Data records

::::

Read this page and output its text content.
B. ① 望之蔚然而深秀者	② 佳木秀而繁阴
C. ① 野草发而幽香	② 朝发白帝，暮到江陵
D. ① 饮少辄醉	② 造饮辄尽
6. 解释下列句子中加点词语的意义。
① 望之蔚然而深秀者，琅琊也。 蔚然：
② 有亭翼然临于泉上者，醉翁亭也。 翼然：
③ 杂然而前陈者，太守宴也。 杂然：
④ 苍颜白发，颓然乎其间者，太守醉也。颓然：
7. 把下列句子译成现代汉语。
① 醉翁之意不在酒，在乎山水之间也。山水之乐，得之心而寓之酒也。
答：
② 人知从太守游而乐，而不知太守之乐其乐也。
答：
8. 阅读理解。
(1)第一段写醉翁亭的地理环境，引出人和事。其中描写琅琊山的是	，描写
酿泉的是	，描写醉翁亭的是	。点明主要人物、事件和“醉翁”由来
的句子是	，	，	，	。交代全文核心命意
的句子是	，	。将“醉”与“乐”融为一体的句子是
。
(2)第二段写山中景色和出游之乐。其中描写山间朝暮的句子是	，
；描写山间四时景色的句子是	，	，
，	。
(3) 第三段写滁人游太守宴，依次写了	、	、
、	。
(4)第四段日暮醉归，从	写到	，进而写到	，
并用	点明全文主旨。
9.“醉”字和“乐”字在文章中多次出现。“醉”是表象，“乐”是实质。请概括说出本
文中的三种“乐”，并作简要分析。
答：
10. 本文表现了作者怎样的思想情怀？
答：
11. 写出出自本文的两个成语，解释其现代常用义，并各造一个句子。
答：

::::

- _Exercise goal_
From the listing above, extract all records word for word.

- _Expected answer_
Read this page and output its text content.
B. ① 望之蔚然而深秀者	② 佳木秀而繁阴
C. ① 野草发而幽香	② 朝发白帝，暮到江陵
D. ① 饮少辄醉	② 造饮辄尽
6. 解释下列句子中加点词语的意义。
① 望之蔚然而深秀者，琅琊也。 蔚然：
② 有亭翼然临于泉上者，醉翁亭也。 翼然：
③ 杂然而前陈者，太守宴也。 杂然：
④ 苍颜白发，颓然乎其间者，太守醉也。颓然：
7. 把下列句子译成现代汉语。
① 醉翁之意不在酒，在乎山水之间也。山水之乐，得之心而寓之酒也。
答：
② 人知从太守游而乐，而不知太守之乐其乐也。
答：
8. 阅读理解。
(1)第一段写醉翁亭的地理环境，引出人和事。其中描写琅琊山的是	，描写
酿泉的是	，描写醉翁亭的是	。点明主要人物、事件和“醉翁”由来
的句子是	，	，	，	。交代全文核心命意
的句子是	，	。将“醉”与“乐”融为一体的句子是
。
(2)第二段写山中景色和出游之乐。其中描写山间朝暮的句子是	，
；描写山间四时景色的句子是	，	，
，	。
(3) 第三段写滁人游太守宴，依次写了	、	、
、	。
(4)第四段日暮醉归，从	写到	，进而写到	，
并用	点明全文主旨。
9.“醉”字和“乐”字在文章中多次出现。“醉”是表象，“乐”是实质。请概括说出本
文中的三种“乐”，并作简要分析。
答：
10. 本文表现了作者怎样的思想情怀？
答：
11. 写出出自本文的两个成语，解释其现代常用义，并各造一个句子。
答：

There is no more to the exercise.